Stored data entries
- - -
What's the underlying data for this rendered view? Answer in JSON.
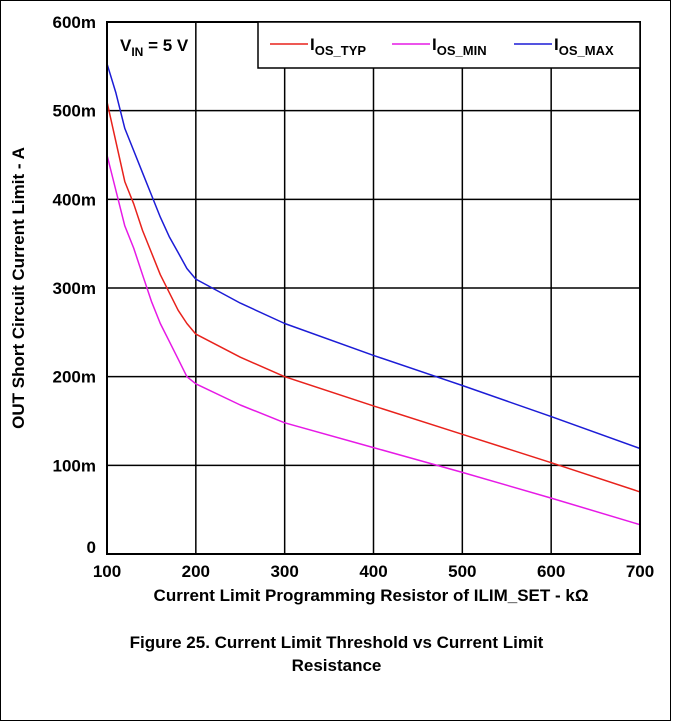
{
  "chart_data": {
    "type": "line",
    "title": "",
    "xlabel": "Current Limit Programming Resistor of ILIM_SET - kΩ",
    "ylabel": "OUT Short Circuit Current Limit - A",
    "xlim": [
      100,
      700
    ],
    "ylim": [
      0,
      0.6
    ],
    "x_ticks": [
      100,
      200,
      300,
      400,
      500,
      600,
      700
    ],
    "x_tick_labels": [
      "100",
      "200",
      "300",
      "400",
      "500",
      "600",
      "700"
    ],
    "y_ticks": [
      0,
      0.1,
      0.2,
      0.3,
      0.4,
      0.5,
      0.6
    ],
    "y_tick_labels": [
      "0",
      "100m",
      "200m",
      "300m",
      "400m",
      "500m",
      "600m"
    ],
    "grid": true,
    "legend_position": "top-right",
    "annotation": {
      "prefix": "V",
      "sub": "IN",
      "suffix": " = 5 V"
    },
    "series": [
      {
        "name": "I_OS_TYP",
        "base": "I",
        "sub": "OS_TYP",
        "color": "#e8221c",
        "x": [
          100,
          110,
          120,
          130,
          140,
          150,
          160,
          170,
          180,
          190,
          200,
          250,
          300,
          400,
          500,
          600,
          700
        ],
        "y": [
          0.51,
          0.465,
          0.42,
          0.395,
          0.365,
          0.34,
          0.315,
          0.295,
          0.275,
          0.26,
          0.248,
          0.222,
          0.2,
          0.167,
          0.135,
          0.103,
          0.07
        ]
      },
      {
        "name": "I_OS_MIN",
        "base": "I",
        "sub": "OS_MIN",
        "color": "#e61ae6",
        "x": [
          100,
          110,
          120,
          130,
          140,
          150,
          160,
          170,
          180,
          190,
          200,
          250,
          300,
          400,
          500,
          600,
          700
        ],
        "y": [
          0.45,
          0.41,
          0.37,
          0.345,
          0.315,
          0.285,
          0.26,
          0.24,
          0.22,
          0.2,
          0.192,
          0.168,
          0.148,
          0.12,
          0.092,
          0.063,
          0.033
        ]
      },
      {
        "name": "I_OS_MAX",
        "base": "I",
        "sub": "OS_MAX",
        "color": "#1c1cd6",
        "x": [
          100,
          110,
          120,
          130,
          140,
          150,
          160,
          170,
          180,
          190,
          200,
          250,
          300,
          400,
          500,
          600,
          700
        ],
        "y": [
          0.553,
          0.52,
          0.48,
          0.455,
          0.43,
          0.405,
          0.38,
          0.358,
          0.34,
          0.322,
          0.31,
          0.283,
          0.26,
          0.224,
          0.19,
          0.155,
          0.119
        ]
      }
    ]
  },
  "caption": {
    "line1": "Figure 25.  Current Limit Threshold vs Current Limit",
    "line2": "Resistance"
  }
}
- - -
Of the lines in this material, state how many hold the string "color". Write no other words.

3